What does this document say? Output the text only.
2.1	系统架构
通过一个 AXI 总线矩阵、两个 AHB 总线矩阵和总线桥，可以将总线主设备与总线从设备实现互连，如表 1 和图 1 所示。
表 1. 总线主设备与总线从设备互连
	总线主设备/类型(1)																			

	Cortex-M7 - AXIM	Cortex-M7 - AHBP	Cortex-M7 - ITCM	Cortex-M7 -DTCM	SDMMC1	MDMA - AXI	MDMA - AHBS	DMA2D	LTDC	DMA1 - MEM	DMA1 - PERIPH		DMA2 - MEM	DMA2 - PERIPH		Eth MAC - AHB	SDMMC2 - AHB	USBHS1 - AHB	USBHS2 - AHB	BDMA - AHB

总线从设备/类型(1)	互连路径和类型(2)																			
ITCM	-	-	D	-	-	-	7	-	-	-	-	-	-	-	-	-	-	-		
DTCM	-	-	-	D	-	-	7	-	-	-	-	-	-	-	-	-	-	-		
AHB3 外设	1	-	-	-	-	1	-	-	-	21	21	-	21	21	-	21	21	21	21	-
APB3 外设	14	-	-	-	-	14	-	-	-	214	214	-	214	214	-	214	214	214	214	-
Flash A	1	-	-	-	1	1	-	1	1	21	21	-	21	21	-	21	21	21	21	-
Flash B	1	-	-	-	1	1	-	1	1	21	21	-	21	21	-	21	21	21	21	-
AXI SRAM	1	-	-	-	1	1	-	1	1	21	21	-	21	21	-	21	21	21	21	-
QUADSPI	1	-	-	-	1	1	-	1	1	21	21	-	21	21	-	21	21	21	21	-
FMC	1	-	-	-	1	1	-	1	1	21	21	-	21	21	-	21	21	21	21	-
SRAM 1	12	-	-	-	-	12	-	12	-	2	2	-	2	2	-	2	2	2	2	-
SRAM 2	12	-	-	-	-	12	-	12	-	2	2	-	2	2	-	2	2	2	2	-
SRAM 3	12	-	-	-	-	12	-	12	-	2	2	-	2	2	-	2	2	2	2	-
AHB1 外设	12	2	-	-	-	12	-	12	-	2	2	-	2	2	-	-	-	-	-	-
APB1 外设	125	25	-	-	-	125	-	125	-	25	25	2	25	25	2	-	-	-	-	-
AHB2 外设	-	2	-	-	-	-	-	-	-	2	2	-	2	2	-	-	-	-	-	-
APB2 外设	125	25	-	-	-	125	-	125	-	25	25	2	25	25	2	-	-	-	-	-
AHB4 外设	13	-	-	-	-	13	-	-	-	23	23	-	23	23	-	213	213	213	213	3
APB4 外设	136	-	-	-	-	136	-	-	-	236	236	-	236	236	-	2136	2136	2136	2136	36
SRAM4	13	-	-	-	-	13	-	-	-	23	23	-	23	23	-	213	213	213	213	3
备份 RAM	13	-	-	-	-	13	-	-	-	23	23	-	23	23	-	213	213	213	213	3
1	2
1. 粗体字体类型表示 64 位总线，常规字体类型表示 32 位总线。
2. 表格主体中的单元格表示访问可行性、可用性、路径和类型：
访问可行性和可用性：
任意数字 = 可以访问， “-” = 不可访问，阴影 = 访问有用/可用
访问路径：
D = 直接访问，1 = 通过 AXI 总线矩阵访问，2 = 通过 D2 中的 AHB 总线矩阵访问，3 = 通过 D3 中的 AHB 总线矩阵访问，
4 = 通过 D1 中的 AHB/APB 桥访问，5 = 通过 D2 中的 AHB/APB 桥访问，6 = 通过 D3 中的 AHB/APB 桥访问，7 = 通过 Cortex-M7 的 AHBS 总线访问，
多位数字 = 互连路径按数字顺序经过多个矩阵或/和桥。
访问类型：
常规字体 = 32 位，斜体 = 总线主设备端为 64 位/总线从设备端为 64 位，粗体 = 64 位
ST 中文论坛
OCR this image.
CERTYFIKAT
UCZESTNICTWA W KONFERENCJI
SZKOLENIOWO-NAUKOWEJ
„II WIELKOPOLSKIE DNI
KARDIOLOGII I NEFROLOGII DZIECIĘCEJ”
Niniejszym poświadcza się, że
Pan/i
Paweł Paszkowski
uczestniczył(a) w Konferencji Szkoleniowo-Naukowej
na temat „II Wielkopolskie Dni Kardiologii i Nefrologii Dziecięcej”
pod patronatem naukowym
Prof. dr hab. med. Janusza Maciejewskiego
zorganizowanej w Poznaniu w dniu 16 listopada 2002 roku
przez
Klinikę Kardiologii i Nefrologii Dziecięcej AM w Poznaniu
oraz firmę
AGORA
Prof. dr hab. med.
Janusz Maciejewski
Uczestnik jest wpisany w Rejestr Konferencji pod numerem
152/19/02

────────────────────

DIRECTIONS:
Take the line that contains "OCR this image." and each line after it down to the last of the records, and retype them exactly; add nothing else.

RESPONSE TO THE TASK:
OCR this image.
CERTYFIKAT
UCZESTNICTWA W KONFERENCJI
SZKOLENIOWO-NAUKOWEJ
„II WIELKOPOLSKIE DNI
KARDIOLOGII I NEFROLOGII DZIECIĘCEJ”
Niniejszym poświadcza się, że
Pan/i
Paweł Paszkowski
uczestniczył(a) w Konferencji Szkoleniowo-Naukowej
na temat „II Wielkopolskie Dni Kardiologii i Nefrologii Dziecięcej”
pod patronatem naukowym
Prof. dr hab. med. Janusza Maciejewskiego
zorganizowanej w Poznaniu w dniu 16 listopada 2002 roku
przez
Klinikę Kardiologii i Nefrologii Dziecięcej AM w Poznaniu
oraz firmę
AGORA
Prof. dr hab. med.
Janusz Maciejewski
Uczestnik jest wpisany w Rejestr Konferencji pod numerem
152/19/02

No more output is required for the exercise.